▶ **Exercise goal**:
Could you retype every entry below exactly as written?

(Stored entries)
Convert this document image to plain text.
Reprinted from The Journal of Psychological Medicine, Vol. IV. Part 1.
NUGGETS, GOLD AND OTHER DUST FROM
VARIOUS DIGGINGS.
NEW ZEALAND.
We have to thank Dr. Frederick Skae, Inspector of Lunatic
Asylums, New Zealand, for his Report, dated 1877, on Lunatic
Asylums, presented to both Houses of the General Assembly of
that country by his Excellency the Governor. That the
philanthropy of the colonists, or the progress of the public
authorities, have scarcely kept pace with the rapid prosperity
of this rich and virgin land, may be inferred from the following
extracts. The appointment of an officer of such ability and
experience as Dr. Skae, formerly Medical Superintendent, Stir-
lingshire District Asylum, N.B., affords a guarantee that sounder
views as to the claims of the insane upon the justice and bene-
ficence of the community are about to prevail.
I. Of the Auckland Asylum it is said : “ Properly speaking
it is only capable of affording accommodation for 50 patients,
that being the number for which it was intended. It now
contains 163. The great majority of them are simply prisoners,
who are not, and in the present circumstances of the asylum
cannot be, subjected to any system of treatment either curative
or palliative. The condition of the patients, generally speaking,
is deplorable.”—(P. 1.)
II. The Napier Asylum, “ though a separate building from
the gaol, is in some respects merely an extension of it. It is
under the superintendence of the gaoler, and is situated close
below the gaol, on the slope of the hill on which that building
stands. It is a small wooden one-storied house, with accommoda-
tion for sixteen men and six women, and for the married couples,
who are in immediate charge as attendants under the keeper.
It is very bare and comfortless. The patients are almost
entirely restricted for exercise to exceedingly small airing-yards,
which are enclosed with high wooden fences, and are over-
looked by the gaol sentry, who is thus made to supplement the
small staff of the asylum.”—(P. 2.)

▶ **Response to this exercise**:
Convert this document image to plain text.
Reprinted from The Journal of Psychological Medicine, Vol. IV. Part 1.
NUGGETS, GOLD AND OTHER DUST FROM
VARIOUS DIGGINGS.
NEW ZEALAND.
We have to thank Dr. Frederick Skae, Inspector of Lunatic
Asylums, New Zealand, for his Report, dated 1877, on Lunatic
Asylums, presented to both Houses of the General Assembly of
that country by his Excellency the Governor. That the
philanthropy of the colonists, or the progress of the public
authorities, have scarcely kept pace with the rapid prosperity
of this rich and virgin land, may be inferred from the following
extracts. The appointment of an officer of such ability and
experience as Dr. Skae, formerly Medical Superintendent, Stir-
lingshire District Asylum, N.B., affords a guarantee that sounder
views as to the claims of the insane upon the justice and bene-
ficence of the community are about to prevail.
I. Of the Auckland Asylum it is said : “ Properly speaking
it is only capable of affording accommodation for 50 patients,
that being the number for which it was intended. It now
contains 163. The great majority of them are simply prisoners,
who are not, and in the present circumstances of the asylum
cannot be, subjected to any system of treatment either curative
or palliative. The condition of the patients, generally speaking,
is deplorable.”—(P. 1.)
II. The Napier Asylum, “ though a separate building from
the gaol, is in some respects merely an extension of it. It is
under the superintendence of the gaoler, and is situated close
below the gaol, on the slope of the hill on which that building
stands. It is a small wooden one-storied house, with accommoda-
tion for sixteen men and six women, and for the married couples,
who are in immediate charge as attendants under the keeper.
It is very bare and comfortless. The patients are almost
entirely restricted for exercise to exceedingly small airing-yards,
which are enclosed with high wooden fences, and are over-
looked by the gaol sentry, who is thus made to supplement the
small staff of the asylum.”—(P. 2.)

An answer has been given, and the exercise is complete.